Say how many lines contain the word "equation" and give no other text.

(Records)
::::::::::

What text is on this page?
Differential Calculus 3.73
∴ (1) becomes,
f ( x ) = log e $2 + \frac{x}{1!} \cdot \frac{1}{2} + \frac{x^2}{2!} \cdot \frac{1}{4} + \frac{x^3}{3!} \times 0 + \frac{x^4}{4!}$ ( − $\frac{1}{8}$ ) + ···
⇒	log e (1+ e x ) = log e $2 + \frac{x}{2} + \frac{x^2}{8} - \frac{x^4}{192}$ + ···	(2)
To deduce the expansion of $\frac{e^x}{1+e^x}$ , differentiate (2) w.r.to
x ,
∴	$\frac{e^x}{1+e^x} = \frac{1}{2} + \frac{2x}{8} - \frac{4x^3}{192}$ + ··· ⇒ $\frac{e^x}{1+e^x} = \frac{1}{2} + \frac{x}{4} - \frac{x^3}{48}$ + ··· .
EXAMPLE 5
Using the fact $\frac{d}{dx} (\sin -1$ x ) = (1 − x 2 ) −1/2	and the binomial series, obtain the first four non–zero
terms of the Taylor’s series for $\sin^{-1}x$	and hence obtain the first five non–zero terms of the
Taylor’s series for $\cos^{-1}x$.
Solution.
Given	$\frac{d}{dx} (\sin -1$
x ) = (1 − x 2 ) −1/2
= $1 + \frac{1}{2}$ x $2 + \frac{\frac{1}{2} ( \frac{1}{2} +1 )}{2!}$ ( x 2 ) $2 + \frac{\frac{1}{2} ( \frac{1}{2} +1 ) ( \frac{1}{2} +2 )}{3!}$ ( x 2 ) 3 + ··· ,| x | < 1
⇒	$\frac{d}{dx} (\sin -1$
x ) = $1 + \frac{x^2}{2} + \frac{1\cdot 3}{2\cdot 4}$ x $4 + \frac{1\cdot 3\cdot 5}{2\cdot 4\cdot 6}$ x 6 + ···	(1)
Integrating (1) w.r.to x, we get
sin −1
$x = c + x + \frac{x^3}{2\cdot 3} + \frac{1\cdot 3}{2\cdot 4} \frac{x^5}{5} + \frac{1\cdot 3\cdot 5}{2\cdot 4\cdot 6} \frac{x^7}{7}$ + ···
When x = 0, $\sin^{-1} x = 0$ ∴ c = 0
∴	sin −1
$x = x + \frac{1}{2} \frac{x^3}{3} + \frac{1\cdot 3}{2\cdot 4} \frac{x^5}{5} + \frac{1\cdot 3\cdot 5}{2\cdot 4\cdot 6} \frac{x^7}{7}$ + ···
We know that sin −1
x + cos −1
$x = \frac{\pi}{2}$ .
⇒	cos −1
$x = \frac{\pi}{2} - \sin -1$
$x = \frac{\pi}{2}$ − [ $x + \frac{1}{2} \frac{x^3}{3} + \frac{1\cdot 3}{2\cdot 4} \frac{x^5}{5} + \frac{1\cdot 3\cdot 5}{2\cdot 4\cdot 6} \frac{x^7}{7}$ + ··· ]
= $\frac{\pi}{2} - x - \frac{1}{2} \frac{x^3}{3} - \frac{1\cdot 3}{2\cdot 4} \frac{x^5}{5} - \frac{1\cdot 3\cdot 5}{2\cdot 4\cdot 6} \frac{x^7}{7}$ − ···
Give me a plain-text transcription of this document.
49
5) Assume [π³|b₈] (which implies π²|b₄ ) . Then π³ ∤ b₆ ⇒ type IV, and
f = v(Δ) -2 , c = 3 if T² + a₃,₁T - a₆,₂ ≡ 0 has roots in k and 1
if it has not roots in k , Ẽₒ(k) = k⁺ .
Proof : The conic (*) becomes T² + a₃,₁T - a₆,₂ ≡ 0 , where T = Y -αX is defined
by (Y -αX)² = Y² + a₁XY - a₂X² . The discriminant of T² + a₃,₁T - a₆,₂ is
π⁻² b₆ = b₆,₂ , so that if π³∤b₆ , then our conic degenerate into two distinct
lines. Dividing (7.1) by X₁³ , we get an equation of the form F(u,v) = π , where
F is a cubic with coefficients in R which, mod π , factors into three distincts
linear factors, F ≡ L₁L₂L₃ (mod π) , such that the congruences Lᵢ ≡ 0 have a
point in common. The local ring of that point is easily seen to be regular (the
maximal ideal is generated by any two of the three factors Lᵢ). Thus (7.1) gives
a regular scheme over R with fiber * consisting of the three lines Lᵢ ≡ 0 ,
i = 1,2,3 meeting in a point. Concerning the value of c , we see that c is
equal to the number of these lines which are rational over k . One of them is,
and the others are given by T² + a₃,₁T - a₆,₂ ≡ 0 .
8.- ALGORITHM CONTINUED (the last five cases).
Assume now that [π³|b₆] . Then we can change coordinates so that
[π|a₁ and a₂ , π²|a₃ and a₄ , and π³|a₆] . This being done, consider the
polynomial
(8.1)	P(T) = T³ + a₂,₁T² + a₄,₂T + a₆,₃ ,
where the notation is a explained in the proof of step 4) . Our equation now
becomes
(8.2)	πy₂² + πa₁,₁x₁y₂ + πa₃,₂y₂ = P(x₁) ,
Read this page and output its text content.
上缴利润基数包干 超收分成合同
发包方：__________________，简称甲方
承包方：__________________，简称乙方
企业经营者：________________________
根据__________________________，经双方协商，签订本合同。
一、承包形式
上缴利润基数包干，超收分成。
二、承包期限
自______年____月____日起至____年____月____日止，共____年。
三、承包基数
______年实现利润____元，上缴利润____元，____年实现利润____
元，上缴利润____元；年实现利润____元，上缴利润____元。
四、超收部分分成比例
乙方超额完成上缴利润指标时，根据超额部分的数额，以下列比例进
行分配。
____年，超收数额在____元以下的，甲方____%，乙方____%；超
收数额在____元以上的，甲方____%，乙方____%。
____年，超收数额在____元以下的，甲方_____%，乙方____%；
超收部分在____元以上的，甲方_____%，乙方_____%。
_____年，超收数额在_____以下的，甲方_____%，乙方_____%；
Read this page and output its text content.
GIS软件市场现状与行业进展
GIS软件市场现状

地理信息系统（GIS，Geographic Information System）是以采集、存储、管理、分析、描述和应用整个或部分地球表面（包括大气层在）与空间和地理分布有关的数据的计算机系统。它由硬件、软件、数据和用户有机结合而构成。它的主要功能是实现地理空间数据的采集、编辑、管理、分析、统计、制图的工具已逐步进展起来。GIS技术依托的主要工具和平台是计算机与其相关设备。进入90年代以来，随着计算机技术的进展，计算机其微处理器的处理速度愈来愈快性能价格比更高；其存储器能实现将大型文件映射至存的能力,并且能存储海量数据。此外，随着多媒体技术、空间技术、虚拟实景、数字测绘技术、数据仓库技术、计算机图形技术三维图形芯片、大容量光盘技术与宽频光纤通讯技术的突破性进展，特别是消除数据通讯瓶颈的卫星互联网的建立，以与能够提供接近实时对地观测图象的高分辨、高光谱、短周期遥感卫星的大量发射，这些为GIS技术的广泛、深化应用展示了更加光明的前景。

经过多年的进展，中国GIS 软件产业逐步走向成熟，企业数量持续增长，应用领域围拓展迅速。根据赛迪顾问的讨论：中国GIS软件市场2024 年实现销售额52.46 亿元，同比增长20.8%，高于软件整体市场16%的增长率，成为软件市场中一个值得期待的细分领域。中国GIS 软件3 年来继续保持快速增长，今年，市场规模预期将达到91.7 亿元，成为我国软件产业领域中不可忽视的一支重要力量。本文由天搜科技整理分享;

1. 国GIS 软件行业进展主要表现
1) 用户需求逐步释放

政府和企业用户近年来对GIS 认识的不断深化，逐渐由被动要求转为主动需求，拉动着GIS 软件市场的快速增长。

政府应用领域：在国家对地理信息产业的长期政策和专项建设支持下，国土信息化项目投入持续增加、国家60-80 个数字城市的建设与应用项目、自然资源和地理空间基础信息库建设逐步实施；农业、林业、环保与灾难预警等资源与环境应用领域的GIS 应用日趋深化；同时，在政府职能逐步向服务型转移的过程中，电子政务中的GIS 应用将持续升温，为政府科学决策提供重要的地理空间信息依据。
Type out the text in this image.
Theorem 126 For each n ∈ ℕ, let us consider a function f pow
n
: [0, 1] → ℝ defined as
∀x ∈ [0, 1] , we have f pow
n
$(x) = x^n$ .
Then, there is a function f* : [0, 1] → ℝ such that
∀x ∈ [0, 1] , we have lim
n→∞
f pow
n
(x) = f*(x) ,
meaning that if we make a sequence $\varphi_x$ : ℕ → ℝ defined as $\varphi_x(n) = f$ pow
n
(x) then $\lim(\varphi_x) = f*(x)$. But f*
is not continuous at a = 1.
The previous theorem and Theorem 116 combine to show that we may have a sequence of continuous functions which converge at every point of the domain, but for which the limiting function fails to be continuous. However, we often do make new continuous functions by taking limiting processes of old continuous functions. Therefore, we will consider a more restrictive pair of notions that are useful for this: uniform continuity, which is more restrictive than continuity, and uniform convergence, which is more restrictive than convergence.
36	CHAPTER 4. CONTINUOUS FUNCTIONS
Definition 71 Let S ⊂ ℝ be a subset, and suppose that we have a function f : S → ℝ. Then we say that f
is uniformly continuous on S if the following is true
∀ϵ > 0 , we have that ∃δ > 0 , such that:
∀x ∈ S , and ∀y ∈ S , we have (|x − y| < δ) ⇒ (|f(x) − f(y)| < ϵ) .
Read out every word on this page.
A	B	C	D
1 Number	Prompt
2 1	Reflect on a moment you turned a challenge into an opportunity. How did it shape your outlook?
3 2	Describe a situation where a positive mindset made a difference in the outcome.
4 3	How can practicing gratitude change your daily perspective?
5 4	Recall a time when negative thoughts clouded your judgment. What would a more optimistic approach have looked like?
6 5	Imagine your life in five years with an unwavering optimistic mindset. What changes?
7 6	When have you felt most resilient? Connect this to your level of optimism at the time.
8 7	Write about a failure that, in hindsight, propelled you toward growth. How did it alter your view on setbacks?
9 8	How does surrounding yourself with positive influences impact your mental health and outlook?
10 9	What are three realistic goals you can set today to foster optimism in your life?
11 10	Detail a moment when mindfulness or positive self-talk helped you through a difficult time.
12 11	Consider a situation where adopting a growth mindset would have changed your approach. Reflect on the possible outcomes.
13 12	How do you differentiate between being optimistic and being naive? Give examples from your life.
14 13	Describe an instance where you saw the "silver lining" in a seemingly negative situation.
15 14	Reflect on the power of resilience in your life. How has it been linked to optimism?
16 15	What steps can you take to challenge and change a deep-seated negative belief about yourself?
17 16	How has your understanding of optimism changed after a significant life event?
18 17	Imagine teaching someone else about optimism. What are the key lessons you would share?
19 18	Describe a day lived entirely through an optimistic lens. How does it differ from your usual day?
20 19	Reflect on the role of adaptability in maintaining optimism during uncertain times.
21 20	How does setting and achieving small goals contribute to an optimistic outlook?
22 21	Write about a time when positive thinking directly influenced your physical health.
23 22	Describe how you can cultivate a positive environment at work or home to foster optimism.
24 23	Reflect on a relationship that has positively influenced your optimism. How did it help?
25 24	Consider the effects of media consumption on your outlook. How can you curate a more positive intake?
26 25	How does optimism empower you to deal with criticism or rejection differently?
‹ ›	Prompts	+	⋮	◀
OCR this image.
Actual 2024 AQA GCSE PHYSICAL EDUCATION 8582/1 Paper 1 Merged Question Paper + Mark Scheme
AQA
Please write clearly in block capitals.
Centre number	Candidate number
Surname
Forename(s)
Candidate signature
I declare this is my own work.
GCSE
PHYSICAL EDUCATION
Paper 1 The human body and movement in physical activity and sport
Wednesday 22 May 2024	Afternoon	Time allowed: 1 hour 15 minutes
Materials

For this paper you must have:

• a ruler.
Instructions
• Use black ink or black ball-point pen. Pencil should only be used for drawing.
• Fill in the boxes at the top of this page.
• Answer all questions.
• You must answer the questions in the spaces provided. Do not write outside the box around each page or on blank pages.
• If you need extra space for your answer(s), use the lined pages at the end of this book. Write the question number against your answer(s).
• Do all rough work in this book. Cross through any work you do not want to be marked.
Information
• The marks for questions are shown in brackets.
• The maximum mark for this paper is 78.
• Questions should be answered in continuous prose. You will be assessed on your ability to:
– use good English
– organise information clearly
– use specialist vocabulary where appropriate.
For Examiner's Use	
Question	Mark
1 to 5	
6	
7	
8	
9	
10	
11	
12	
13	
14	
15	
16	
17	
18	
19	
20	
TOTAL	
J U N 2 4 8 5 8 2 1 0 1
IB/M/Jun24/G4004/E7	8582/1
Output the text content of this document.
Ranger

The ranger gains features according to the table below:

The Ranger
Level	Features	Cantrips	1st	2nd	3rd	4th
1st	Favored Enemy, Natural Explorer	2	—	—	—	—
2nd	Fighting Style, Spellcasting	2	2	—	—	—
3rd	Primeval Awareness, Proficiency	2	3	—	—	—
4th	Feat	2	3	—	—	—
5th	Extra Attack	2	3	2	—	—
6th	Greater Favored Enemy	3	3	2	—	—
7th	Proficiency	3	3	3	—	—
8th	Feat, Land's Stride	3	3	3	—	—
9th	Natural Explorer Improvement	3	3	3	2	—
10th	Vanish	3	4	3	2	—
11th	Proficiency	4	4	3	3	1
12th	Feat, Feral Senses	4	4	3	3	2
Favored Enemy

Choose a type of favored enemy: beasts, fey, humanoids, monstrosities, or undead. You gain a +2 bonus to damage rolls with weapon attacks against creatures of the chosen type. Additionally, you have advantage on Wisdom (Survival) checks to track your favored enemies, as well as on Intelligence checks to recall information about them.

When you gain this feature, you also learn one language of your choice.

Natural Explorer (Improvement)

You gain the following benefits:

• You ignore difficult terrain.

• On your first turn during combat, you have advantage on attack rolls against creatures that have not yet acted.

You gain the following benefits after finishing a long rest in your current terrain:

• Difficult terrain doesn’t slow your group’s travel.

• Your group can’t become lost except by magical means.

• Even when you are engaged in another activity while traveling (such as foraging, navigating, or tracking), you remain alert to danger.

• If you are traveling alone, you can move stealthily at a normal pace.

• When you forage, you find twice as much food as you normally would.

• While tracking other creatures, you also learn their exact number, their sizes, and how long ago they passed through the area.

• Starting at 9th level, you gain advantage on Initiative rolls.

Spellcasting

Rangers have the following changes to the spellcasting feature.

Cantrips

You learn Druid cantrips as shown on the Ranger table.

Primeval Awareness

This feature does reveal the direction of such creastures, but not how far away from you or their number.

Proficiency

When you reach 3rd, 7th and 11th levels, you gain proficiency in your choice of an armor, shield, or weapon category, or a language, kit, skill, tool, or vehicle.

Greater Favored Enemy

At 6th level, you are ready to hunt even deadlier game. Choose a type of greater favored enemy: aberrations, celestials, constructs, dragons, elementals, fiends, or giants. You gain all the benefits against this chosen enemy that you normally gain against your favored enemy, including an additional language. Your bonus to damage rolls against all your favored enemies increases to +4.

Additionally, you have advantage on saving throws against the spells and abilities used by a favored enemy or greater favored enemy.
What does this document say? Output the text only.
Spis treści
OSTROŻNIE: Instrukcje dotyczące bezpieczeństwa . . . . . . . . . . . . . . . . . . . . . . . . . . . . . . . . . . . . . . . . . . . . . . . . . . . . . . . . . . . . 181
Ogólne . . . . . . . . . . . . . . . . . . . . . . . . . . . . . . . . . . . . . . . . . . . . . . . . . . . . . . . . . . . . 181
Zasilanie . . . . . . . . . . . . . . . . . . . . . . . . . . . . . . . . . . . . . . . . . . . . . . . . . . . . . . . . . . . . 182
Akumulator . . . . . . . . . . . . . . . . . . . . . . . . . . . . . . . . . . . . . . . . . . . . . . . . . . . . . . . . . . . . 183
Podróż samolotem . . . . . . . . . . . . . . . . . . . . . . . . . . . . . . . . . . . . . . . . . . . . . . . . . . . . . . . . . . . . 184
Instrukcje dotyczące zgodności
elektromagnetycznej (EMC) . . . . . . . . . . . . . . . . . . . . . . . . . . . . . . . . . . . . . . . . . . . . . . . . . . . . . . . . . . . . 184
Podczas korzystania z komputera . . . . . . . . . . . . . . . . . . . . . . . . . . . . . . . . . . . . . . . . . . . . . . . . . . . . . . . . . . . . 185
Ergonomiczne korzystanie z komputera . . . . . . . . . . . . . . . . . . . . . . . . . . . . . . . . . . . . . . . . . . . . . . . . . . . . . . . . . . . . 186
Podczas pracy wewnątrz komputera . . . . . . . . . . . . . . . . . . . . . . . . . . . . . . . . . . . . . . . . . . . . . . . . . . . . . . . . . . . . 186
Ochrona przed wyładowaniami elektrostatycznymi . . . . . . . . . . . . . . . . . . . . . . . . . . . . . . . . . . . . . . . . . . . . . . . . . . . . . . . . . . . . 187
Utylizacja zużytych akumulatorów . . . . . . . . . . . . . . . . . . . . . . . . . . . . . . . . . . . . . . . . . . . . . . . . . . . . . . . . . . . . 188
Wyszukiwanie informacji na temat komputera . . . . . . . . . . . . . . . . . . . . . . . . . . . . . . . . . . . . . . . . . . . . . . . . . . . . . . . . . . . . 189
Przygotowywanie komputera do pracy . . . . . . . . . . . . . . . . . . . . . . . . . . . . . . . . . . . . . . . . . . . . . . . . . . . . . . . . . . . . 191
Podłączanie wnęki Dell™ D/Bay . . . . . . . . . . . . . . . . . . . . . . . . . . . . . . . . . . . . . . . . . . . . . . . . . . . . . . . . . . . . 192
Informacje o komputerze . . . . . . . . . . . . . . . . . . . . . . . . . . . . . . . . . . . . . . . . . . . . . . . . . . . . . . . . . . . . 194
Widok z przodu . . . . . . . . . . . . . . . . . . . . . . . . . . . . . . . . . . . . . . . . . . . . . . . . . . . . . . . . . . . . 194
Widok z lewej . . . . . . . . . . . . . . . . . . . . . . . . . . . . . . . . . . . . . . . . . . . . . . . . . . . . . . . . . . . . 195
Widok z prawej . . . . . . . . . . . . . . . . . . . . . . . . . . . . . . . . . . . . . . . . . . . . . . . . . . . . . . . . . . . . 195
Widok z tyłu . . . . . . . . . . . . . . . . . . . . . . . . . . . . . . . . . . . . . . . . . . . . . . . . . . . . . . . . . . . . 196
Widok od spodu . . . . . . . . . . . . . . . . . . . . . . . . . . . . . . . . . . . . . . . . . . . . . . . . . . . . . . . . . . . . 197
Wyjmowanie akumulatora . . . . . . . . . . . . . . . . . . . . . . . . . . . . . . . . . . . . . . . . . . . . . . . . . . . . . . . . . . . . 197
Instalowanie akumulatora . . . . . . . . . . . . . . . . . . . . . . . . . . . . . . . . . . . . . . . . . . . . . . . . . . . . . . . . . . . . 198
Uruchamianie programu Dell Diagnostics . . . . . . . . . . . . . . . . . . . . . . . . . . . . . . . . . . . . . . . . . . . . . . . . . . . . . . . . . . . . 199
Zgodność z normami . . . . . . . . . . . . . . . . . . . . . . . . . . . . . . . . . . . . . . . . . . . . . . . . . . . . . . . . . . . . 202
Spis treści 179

::::::::::

#### Correct answer
2